Written problem: Copy each line below that includes "color".

Data supplied:

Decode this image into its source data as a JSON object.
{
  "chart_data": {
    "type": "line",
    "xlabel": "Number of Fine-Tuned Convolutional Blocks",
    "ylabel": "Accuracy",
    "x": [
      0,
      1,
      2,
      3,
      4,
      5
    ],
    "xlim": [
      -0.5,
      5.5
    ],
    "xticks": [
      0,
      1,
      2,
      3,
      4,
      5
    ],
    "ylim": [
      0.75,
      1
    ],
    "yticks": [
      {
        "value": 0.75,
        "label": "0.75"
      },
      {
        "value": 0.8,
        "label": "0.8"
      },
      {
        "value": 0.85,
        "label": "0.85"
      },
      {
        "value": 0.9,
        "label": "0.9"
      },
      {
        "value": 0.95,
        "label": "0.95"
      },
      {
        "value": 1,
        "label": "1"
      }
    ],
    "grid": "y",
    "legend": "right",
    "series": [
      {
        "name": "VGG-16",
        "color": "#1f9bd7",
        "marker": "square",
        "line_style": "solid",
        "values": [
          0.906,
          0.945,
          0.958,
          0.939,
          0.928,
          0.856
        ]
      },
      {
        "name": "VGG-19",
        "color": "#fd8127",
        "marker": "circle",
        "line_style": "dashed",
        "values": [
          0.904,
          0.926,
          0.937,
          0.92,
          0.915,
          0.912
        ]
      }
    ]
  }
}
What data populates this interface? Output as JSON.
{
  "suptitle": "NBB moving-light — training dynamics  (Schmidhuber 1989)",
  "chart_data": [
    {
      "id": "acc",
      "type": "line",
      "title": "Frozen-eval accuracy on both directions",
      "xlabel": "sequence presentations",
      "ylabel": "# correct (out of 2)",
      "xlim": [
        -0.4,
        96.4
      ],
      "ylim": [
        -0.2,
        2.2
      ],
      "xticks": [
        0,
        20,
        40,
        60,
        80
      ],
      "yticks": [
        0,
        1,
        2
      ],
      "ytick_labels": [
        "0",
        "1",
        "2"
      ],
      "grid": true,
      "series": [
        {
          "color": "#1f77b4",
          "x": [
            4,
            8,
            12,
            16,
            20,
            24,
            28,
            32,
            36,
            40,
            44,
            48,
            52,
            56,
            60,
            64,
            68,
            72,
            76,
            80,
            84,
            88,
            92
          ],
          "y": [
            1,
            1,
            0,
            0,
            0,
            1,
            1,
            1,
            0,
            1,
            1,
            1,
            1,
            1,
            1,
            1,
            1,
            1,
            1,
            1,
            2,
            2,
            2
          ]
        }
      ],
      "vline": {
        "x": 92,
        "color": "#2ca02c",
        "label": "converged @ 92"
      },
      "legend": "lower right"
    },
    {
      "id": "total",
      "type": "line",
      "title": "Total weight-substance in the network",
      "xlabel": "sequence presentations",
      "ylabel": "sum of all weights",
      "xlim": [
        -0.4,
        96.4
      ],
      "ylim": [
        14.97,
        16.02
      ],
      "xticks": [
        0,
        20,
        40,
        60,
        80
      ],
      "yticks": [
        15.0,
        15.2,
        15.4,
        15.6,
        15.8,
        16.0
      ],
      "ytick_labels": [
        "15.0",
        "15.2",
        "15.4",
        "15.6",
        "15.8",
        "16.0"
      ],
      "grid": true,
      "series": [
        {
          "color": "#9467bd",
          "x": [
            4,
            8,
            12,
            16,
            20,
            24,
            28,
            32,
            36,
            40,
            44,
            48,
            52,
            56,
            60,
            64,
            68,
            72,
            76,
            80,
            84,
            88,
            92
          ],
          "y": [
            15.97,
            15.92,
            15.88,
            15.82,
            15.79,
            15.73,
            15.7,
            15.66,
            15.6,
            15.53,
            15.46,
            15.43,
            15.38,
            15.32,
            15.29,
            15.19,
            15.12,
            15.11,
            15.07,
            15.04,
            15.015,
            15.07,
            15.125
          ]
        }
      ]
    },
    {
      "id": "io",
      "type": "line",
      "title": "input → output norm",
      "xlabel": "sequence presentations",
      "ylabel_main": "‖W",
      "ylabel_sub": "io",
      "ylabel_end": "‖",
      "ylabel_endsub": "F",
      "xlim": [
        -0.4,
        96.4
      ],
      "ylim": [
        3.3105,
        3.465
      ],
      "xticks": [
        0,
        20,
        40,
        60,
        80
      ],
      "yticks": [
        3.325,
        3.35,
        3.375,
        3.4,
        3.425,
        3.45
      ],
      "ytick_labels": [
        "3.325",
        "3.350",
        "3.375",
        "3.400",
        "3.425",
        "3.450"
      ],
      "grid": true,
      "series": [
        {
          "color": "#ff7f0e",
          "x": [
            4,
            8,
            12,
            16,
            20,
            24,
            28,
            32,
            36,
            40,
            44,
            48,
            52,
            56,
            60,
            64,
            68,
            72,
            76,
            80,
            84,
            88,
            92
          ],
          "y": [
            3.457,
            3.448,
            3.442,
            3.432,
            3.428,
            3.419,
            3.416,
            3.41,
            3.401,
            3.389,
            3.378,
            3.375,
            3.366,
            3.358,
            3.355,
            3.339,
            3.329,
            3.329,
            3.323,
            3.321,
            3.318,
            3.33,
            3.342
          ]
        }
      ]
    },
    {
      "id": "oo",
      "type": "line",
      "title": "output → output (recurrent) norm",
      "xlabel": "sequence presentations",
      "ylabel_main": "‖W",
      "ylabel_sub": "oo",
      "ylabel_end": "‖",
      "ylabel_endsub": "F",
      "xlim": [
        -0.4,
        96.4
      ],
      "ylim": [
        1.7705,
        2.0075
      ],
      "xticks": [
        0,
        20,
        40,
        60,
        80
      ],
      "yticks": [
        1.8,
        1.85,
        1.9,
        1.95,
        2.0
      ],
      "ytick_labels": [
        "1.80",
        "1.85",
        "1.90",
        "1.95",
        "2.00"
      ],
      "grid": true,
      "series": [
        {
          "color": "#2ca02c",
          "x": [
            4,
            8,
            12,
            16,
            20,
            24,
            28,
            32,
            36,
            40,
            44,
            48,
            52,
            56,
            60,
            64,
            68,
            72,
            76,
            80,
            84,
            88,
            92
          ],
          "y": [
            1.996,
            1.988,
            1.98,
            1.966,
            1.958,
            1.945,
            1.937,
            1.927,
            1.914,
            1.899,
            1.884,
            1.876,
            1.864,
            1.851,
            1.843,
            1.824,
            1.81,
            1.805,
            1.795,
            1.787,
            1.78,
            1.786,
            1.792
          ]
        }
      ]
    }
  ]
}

Task result:
        "color": "#1f9bd7",
        "color": "#fd8127",
          "color": "#1f77b4",
        "color": "#2ca02c",
          "color": "#9467bd",
          "color": "#ff7f0e",
          "color": "#2ca02c",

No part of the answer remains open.